─── The input ───

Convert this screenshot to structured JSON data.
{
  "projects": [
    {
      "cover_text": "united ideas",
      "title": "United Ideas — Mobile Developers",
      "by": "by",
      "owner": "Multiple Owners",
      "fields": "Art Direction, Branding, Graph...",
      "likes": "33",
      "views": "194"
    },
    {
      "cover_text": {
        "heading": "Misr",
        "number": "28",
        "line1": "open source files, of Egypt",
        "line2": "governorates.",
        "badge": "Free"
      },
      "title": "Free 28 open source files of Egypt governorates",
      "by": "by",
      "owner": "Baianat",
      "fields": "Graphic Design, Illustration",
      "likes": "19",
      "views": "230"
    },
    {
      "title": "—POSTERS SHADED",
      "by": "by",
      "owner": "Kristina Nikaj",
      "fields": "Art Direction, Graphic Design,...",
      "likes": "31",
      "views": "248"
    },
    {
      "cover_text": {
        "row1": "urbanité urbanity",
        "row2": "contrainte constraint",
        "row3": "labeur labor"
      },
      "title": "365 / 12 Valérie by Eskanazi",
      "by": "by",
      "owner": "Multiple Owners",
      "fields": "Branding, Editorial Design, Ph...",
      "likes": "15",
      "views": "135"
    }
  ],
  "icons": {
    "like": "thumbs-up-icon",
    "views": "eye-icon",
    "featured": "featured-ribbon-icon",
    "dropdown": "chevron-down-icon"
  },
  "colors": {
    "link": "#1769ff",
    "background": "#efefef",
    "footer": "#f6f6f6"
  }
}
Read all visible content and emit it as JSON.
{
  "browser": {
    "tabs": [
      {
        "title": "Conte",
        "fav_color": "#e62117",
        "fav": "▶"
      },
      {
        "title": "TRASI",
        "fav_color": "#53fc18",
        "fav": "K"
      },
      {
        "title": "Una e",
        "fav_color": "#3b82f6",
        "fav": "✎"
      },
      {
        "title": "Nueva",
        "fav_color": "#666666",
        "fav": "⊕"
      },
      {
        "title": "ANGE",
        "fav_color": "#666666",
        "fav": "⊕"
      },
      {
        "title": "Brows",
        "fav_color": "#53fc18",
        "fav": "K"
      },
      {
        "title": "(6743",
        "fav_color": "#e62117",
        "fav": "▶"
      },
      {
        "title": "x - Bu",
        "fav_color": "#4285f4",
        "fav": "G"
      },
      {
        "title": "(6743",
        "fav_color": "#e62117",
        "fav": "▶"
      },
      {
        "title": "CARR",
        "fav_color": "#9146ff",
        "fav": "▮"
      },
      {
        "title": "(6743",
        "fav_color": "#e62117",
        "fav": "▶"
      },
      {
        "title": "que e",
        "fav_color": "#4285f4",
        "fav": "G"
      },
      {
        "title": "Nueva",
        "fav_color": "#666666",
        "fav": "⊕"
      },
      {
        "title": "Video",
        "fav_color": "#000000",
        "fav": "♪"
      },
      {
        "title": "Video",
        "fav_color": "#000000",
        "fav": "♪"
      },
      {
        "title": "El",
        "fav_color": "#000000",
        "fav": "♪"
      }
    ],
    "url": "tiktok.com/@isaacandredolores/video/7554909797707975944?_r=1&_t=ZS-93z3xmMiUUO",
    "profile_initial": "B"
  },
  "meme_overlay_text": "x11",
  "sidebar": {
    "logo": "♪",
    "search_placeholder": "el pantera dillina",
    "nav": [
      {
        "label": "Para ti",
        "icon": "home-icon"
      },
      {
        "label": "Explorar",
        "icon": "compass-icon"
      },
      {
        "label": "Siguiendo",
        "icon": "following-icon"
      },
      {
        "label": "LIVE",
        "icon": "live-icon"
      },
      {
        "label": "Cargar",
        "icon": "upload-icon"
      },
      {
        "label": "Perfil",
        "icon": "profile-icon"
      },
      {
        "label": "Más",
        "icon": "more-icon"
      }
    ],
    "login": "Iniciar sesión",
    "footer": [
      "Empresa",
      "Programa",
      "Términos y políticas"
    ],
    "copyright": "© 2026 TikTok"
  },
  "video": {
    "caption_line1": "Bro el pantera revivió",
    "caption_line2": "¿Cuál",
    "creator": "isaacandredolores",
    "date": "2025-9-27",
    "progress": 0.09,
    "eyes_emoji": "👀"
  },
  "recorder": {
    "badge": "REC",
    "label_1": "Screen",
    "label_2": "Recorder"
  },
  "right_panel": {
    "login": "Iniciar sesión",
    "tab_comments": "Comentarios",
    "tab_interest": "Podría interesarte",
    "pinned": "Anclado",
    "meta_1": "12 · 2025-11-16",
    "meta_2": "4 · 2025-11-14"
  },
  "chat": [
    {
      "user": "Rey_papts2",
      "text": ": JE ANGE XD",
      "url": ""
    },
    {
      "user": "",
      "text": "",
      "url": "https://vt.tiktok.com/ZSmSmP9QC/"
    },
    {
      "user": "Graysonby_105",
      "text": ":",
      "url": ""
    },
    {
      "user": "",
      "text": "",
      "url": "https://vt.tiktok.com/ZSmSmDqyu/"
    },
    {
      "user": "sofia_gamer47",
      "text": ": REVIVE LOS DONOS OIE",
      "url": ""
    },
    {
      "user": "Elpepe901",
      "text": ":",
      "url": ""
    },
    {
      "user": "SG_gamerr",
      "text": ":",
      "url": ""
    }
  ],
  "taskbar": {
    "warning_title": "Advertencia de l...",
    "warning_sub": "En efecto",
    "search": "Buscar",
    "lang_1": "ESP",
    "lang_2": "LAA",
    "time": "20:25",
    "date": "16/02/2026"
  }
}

───

**Short problem**
Copy all lines in the listing above where the string "Branding" appears.

**Result for this exercise**
      "fields": "Art Direction, Branding, Graph...",
      "fields": "Branding, Editorial Design, Ph...",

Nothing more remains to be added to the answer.